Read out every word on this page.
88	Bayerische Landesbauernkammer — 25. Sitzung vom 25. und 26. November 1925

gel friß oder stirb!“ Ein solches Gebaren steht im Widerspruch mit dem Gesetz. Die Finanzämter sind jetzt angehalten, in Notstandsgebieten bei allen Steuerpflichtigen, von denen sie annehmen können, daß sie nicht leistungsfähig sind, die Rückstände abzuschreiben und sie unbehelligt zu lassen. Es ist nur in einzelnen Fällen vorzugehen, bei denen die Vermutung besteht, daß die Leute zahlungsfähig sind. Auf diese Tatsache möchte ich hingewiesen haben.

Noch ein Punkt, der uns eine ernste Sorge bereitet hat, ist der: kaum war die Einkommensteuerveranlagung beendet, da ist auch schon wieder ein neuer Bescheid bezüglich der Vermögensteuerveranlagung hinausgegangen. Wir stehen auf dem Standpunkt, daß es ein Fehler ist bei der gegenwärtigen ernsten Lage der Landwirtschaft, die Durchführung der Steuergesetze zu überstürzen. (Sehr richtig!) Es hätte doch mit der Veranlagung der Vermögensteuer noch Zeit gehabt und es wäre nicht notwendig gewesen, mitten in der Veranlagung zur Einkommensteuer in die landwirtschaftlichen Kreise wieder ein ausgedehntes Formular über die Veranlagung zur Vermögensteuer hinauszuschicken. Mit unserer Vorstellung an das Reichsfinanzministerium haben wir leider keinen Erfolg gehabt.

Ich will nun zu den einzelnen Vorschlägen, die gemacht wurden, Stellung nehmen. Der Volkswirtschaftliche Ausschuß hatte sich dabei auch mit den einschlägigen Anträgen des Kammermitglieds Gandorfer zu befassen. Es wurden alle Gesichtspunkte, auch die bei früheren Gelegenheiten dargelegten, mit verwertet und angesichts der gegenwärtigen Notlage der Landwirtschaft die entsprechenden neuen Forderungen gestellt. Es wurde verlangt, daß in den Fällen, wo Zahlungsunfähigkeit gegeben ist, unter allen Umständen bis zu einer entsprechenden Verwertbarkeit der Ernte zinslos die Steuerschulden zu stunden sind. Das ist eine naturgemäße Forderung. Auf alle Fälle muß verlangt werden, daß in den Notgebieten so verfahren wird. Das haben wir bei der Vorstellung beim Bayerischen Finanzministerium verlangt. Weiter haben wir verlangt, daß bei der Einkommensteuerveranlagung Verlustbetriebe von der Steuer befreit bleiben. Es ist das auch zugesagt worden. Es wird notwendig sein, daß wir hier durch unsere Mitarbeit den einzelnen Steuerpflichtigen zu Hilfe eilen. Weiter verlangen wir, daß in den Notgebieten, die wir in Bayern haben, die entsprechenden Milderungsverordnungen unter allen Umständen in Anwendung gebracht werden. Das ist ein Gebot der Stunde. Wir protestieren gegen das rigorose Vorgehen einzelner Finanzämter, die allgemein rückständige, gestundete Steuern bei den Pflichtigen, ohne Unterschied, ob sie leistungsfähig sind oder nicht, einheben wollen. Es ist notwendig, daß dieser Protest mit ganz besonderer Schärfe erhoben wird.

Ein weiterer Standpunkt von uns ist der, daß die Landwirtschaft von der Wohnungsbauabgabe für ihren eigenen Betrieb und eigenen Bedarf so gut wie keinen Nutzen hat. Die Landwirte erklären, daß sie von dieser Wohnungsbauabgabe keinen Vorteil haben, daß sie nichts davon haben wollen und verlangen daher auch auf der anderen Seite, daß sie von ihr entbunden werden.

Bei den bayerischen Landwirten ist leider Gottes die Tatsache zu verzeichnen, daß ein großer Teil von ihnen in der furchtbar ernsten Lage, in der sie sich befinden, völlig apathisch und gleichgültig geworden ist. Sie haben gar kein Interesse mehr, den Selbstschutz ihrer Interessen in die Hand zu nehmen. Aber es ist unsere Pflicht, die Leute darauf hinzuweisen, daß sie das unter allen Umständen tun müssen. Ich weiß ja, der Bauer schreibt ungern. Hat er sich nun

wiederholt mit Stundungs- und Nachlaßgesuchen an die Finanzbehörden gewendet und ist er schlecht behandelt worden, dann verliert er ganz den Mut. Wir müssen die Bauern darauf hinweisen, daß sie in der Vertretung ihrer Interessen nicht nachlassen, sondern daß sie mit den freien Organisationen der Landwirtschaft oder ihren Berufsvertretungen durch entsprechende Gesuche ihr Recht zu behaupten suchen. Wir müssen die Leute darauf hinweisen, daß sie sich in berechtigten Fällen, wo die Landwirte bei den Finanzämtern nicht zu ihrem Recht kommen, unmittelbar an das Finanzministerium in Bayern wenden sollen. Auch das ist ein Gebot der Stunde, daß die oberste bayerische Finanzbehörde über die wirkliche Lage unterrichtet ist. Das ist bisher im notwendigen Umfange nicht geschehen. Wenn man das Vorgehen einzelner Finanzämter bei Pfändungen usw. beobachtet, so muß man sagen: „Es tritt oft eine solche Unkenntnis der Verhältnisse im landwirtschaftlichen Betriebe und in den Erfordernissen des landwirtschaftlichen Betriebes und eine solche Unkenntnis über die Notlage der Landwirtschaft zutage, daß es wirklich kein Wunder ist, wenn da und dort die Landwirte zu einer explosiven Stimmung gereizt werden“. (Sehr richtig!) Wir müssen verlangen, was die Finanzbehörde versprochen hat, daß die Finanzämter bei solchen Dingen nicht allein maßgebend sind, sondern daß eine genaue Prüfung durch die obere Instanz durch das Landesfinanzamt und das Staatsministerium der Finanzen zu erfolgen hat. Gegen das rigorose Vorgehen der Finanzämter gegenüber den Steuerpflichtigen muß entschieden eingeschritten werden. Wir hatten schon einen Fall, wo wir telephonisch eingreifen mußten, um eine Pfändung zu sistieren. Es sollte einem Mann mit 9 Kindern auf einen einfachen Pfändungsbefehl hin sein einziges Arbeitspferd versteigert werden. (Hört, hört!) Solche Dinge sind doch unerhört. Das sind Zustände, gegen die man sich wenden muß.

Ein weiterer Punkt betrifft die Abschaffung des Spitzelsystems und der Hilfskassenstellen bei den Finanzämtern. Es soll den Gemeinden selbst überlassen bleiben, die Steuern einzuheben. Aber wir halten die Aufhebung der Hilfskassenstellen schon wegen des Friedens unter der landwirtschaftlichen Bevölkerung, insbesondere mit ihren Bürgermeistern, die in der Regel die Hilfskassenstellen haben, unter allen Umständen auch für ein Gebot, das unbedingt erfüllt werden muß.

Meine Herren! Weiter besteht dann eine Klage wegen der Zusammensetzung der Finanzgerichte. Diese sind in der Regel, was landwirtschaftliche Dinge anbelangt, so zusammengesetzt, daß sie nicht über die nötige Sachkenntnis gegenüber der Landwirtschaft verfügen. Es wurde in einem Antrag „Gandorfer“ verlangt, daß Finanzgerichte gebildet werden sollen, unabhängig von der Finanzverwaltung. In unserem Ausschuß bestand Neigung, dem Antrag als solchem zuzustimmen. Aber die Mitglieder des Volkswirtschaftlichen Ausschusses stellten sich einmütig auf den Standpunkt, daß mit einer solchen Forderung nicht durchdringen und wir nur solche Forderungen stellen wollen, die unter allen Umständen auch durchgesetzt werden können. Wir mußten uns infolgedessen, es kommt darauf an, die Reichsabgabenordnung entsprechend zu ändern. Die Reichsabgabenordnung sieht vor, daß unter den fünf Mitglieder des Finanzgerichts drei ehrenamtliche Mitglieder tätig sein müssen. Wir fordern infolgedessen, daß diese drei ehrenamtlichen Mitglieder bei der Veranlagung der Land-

Work to complete:
Write out all of the records above exactly as they appear.

Solved problem:
Read out every word on this page.
88	Bayerische Landesbauernkammer — 25. Sitzung vom 25. und 26. November 1925

gel friß oder stirb!“ Ein solches Gebaren steht im Widerspruch mit dem Gesetz. Die Finanzämter sind jetzt angehalten, in Notstandsgebieten bei allen Steuerpflichtigen, von denen sie annehmen können, daß sie nicht leistungsfähig sind, die Rückstände abzuschreiben und sie unbehelligt zu lassen. Es ist nur in einzelnen Fällen vorzugehen, bei denen die Vermutung besteht, daß die Leute zahlungsfähig sind. Auf diese Tatsache möchte ich hingewiesen haben.

Noch ein Punkt, der uns eine ernste Sorge bereitet hat, ist der: kaum war die Einkommensteuerveranlagung beendet, da ist auch schon wieder ein neuer Bescheid bezüglich der Vermögensteuerveranlagung hinausgegangen. Wir stehen auf dem Standpunkt, daß es ein Fehler ist bei der gegenwärtigen ernsten Lage der Landwirtschaft, die Durchführung der Steuergesetze zu überstürzen. (Sehr richtig!) Es hätte doch mit der Veranlagung der Vermögensteuer noch Zeit gehabt und es wäre nicht notwendig gewesen, mitten in der Veranlagung zur Einkommensteuer in die landwirtschaftlichen Kreise wieder ein ausgedehntes Formular über die Veranlagung zur Vermögensteuer hinauszuschicken. Mit unserer Vorstellung an das Reichsfinanzministerium haben wir leider keinen Erfolg gehabt.

Ich will nun zu den einzelnen Vorschlägen, die gemacht wurden, Stellung nehmen. Der Volkswirtschaftliche Ausschuß hatte sich dabei auch mit den einschlägigen Anträgen des Kammermitglieds Gandorfer zu befassen. Es wurden alle Gesichtspunkte, auch die bei früheren Gelegenheiten dargelegten, mit verwertet und angesichts der gegenwärtigen Notlage der Landwirtschaft die entsprechenden neuen Forderungen gestellt. Es wurde verlangt, daß in den Fällen, wo Zahlungsunfähigkeit gegeben ist, unter allen Umständen bis zu einer entsprechenden Verwertbarkeit der Ernte zinslos die Steuerschulden zu stunden sind. Das ist eine naturgemäße Forderung. Auf alle Fälle muß verlangt werden, daß in den Notgebieten so verfahren wird. Das haben wir bei der Vorstellung beim Bayerischen Finanzministerium verlangt. Weiter haben wir verlangt, daß bei der Einkommensteuerveranlagung Verlustbetriebe von der Steuer befreit bleiben. Es ist das auch zugesagt worden. Es wird notwendig sein, daß wir hier durch unsere Mitarbeit den einzelnen Steuerpflichtigen zu Hilfe eilen. Weiter verlangen wir, daß in den Notgebieten, die wir in Bayern haben, die entsprechenden Milderungsverordnungen unter allen Umständen in Anwendung gebracht werden. Das ist ein Gebot der Stunde. Wir protestieren gegen das rigorose Vorgehen einzelner Finanzämter, die allgemein rückständige, gestundete Steuern bei den Pflichtigen, ohne Unterschied, ob sie leistungsfähig sind oder nicht, einheben wollen. Es ist notwendig, daß dieser Protest mit ganz besonderer Schärfe erhoben wird.

Ein weiterer Standpunkt von uns ist der, daß die Landwirtschaft von der Wohnungsbauabgabe für ihren eigenen Betrieb und eigenen Bedarf so gut wie keinen Nutzen hat. Die Landwirte erklären, daß sie von dieser Wohnungsbauabgabe keinen Vorteil haben, daß sie nichts davon haben wollen und verlangen daher auch auf der anderen Seite, daß sie von ihr entbunden werden.

Bei den bayerischen Landwirten ist leider Gottes die Tatsache zu verzeichnen, daß ein großer Teil von ihnen in der furchtbar ernsten Lage, in der sie sich befinden, völlig apathisch und gleichgültig geworden ist. Sie haben gar kein Interesse mehr, den Selbstschutz ihrer Interessen in die Hand zu nehmen. Aber es ist unsere Pflicht, die Leute darauf hinzuweisen, daß sie das unter allen Umständen tun müssen. Ich weiß ja, der Bauer schreibt ungern. Hat er sich nun

wiederholt mit Stundungs- und Nachlaßgesuchen an die Finanzbehörden gewendet und ist er schlecht behandelt worden, dann verliert er ganz den Mut. Wir müssen die Bauern darauf hinweisen, daß sie in der Vertretung ihrer Interessen nicht nachlassen, sondern daß sie mit den freien Organisationen der Landwirtschaft oder ihren Berufsvertretungen durch entsprechende Gesuche ihr Recht zu behaupten suchen. Wir müssen die Leute darauf hinweisen, daß sie sich in berechtigten Fällen, wo die Landwirte bei den Finanzämtern nicht zu ihrem Recht kommen, unmittelbar an das Finanzministerium in Bayern wenden sollen. Auch das ist ein Gebot der Stunde, daß die oberste bayerische Finanzbehörde über die wirkliche Lage unterrichtet ist. Das ist bisher im notwendigen Umfange nicht geschehen. Wenn man das Vorgehen einzelner Finanzämter bei Pfändungen usw. beobachtet, so muß man sagen: „Es tritt oft eine solche Unkenntnis der Verhältnisse im landwirtschaftlichen Betriebe und in den Erfordernissen des landwirtschaftlichen Betriebes und eine solche Unkenntnis über die Notlage der Landwirtschaft zutage, daß es wirklich kein Wunder ist, wenn da und dort die Landwirte zu einer explosiven Stimmung gereizt werden“. (Sehr richtig!) Wir müssen verlangen, was die Finanzbehörde versprochen hat, daß die Finanzämter bei solchen Dingen nicht allein maßgebend sind, sondern daß eine genaue Prüfung durch die obere Instanz durch das Landesfinanzamt und das Staatsministerium der Finanzen zu erfolgen hat. Gegen das rigorose Vorgehen der Finanzämter gegenüber den Steuerpflichtigen muß entschieden eingeschritten werden. Wir hatten schon einen Fall, wo wir telephonisch eingreifen mußten, um eine Pfändung zu sistieren. Es sollte einem Mann mit 9 Kindern auf einen einfachen Pfändungsbefehl hin sein einziges Arbeitspferd versteigert werden. (Hört, hört!) Solche Dinge sind doch unerhört. Das sind Zustände, gegen die man sich wenden muß.

Ein weiterer Punkt betrifft die Abschaffung des Spitzelsystems und der Hilfskassenstellen bei den Finanzämtern. Es soll den Gemeinden selbst überlassen bleiben, die Steuern einzuheben. Aber wir halten die Aufhebung der Hilfskassenstellen schon wegen des Friedens unter der landwirtschaftlichen Bevölkerung, insbesondere mit ihren Bürgermeistern, die in der Regel die Hilfskassenstellen haben, unter allen Umständen auch für ein Gebot, das unbedingt erfüllt werden muß.

Meine Herren! Weiter besteht dann eine Klage wegen der Zusammensetzung der Finanzgerichte. Diese sind in der Regel, was landwirtschaftliche Dinge anbelangt, so zusammengesetzt, daß sie nicht über die nötige Sachkenntnis gegenüber der Landwirtschaft verfügen. Es wurde in einem Antrag „Gandorfer“ verlangt, daß Finanzgerichte gebildet werden sollen, unabhängig von der Finanzverwaltung. In unserem Ausschuß bestand Neigung, dem Antrag als solchem zuzustimmen. Aber die Mitglieder des Volkswirtschaftlichen Ausschusses stellten sich einmütig auf den Standpunkt, daß mit einer solchen Forderung nicht durchdringen und wir nur solche Forderungen stellen wollen, die unter allen Umständen auch durchgesetzt werden können. Wir mußten uns infolgedessen, es kommt darauf an, die Reichsabgabenordnung entsprechend zu ändern. Die Reichsabgabenordnung sieht vor, daß unter den fünf Mitglieder des Finanzgerichts drei ehrenamtliche Mitglieder tätig sein müssen. Wir fordern infolgedessen, daß diese drei ehrenamtlichen Mitglieder bei der Veranlagung der Land-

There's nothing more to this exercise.